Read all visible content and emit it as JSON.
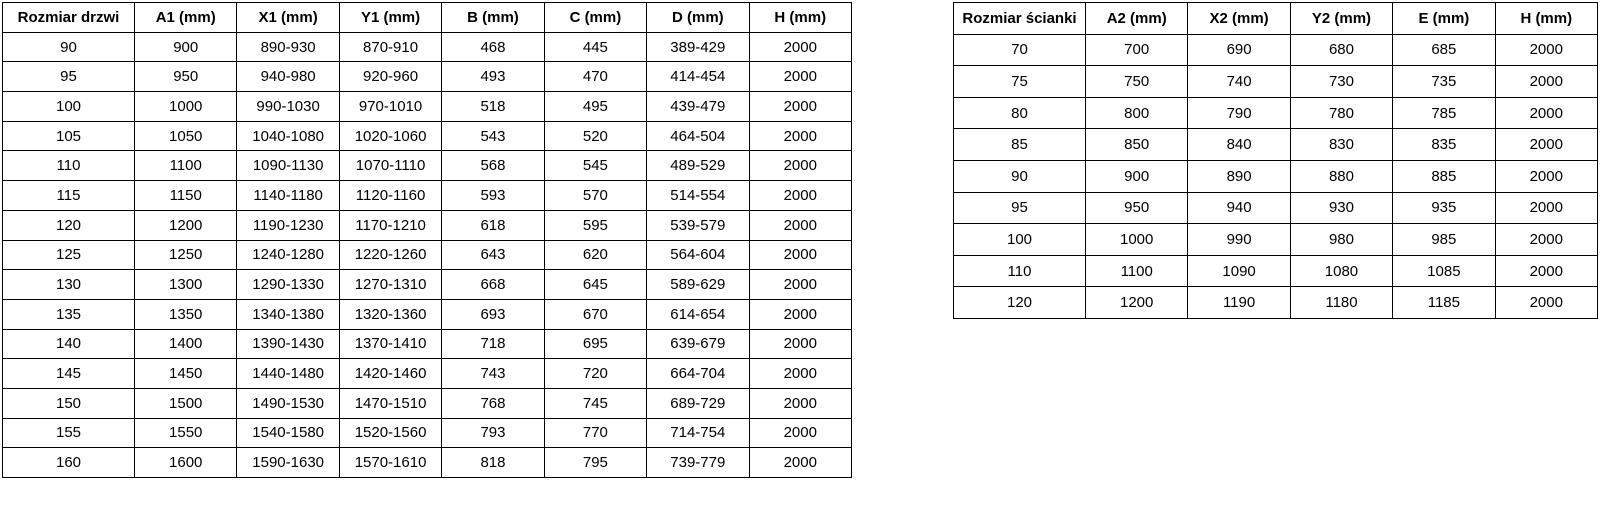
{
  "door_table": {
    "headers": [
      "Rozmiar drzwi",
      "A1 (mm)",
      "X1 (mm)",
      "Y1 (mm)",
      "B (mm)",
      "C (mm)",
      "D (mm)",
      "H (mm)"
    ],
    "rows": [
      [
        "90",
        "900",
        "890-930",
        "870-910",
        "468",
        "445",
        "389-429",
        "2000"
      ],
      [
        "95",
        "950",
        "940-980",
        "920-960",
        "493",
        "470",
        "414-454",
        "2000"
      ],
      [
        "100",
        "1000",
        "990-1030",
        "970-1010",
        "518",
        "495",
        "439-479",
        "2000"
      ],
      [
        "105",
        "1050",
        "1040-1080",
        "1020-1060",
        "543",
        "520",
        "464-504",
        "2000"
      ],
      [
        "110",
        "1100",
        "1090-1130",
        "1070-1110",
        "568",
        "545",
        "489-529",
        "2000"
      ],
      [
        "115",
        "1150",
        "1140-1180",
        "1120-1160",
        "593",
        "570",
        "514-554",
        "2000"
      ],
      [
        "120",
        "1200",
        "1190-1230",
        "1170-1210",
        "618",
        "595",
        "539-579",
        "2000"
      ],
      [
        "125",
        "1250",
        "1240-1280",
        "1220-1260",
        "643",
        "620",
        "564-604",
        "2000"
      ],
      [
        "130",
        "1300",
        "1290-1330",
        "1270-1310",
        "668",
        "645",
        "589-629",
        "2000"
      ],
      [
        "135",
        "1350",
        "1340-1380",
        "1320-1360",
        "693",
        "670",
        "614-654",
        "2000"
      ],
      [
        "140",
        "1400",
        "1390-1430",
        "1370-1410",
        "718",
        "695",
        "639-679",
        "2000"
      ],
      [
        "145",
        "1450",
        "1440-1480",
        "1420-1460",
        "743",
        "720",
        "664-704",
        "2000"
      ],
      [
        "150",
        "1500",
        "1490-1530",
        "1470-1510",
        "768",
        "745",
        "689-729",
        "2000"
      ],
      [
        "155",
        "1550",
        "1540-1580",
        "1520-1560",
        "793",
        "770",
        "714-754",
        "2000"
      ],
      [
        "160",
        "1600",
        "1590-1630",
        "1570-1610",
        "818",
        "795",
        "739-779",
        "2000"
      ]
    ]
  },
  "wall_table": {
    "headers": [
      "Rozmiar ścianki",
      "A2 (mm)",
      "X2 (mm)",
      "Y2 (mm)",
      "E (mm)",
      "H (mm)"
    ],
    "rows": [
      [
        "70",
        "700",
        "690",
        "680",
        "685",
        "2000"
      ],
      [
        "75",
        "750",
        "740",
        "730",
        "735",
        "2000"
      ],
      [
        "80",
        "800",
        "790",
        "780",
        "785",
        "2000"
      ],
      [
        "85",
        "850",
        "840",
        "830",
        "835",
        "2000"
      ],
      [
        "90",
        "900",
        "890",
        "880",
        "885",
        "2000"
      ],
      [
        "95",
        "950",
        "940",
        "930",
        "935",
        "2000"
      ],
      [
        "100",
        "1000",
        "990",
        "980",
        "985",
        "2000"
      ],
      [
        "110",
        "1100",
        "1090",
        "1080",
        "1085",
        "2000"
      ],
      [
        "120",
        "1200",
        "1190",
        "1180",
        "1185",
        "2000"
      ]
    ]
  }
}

┄┄┄┄┄┄┄┄┄┄┄┄┄┄┄┄┄┄┄┄

### Task objective
Copy the data word for word. Pictures do not go in the copy.

### Exercise solution
Read all visible content and emit it as JSON.
{
  "door_table": {
    "headers": [
      "Rozmiar drzwi",
      "A1 (mm)",
      "X1 (mm)",
      "Y1 (mm)",
      "B (mm)",
      "C (mm)",
      "D (mm)",
      "H (mm)"
    ],
    "rows": [
      [
        "90",
        "900",
        "890-930",
        "870-910",
        "468",
        "445",
        "389-429",
        "2000"
      ],
      [
        "95",
        "950",
        "940-980",
        "920-960",
        "493",
        "470",
        "414-454",
        "2000"
      ],
      [
        "100",
        "1000",
        "990-1030",
        "970-1010",
        "518",
        "495",
        "439-479",
        "2000"
      ],
      [
        "105",
        "1050",
        "1040-1080",
        "1020-1060",
        "543",
        "520",
        "464-504",
        "2000"
      ],
      [
        "110",
        "1100",
        "1090-1130",
        "1070-1110",
        "568",
        "545",
        "489-529",
        "2000"
      ],
      [
        "115",
        "1150",
        "1140-1180",
        "1120-1160",
        "593",
        "570",
        "514-554",
        "2000"
      ],
      [
        "120",
        "1200",
        "1190-1230",
        "1170-1210",
        "618",
        "595",
        "539-579",
        "2000"
      ],
      [
        "125",
        "1250",
        "1240-1280",
        "1220-1260",
        "643",
        "620",
        "564-604",
        "2000"
      ],
      [
        "130",
        "1300",
        "1290-1330",
        "1270-1310",
        "668",
        "645",
        "589-629",
        "2000"
      ],
      [
        "135",
        "1350",
        "1340-1380",
        "1320-1360",
        "693",
        "670",
        "614-654",
        "2000"
      ],
      [
        "140",
        "1400",
        "1390-1430",
        "1370-1410",
        "718",
        "695",
        "639-679",
        "2000"
      ],
      [
        "145",
        "1450",
        "1440-1480",
        "1420-1460",
        "743",
        "720",
        "664-704",
        "2000"
      ],
      [
        "150",
        "1500",
        "1490-1530",
        "1470-1510",
        "768",
        "745",
        "689-729",
        "2000"
      ],
      [
        "155",
        "1550",
        "1540-1580",
        "1520-1560",
        "793",
        "770",
        "714-754",
        "2000"
      ],
      [
        "160",
        "1600",
        "1590-1630",
        "1570-1610",
        "818",
        "795",
        "739-779",
        "2000"
      ]
    ]
  },
  "wall_table": {
    "headers": [
      "Rozmiar ścianki",
      "A2 (mm)",
      "X2 (mm)",
      "Y2 (mm)",
      "E (mm)",
      "H (mm)"
    ],
    "rows": [
      [
        "70",
        "700",
        "690",
        "680",
        "685",
        "2000"
      ],
      [
        "75",
        "750",
        "740",
        "730",
        "735",
        "2000"
      ],
      [
        "80",
        "800",
        "790",
        "780",
        "785",
        "2000"
      ],
      [
        "85",
        "850",
        "840",
        "830",
        "835",
        "2000"
      ],
      [
        "90",
        "900",
        "890",
        "880",
        "885",
        "2000"
      ],
      [
        "95",
        "950",
        "940",
        "930",
        "935",
        "2000"
      ],
      [
        "100",
        "1000",
        "990",
        "980",
        "985",
        "2000"
      ],
      [
        "110",
        "1100",
        "1090",
        "1080",
        "1085",
        "2000"
      ],
      [
        "120",
        "1200",
        "1190",
        "1180",
        "1185",
        "2000"
      ]
    ]
  }
}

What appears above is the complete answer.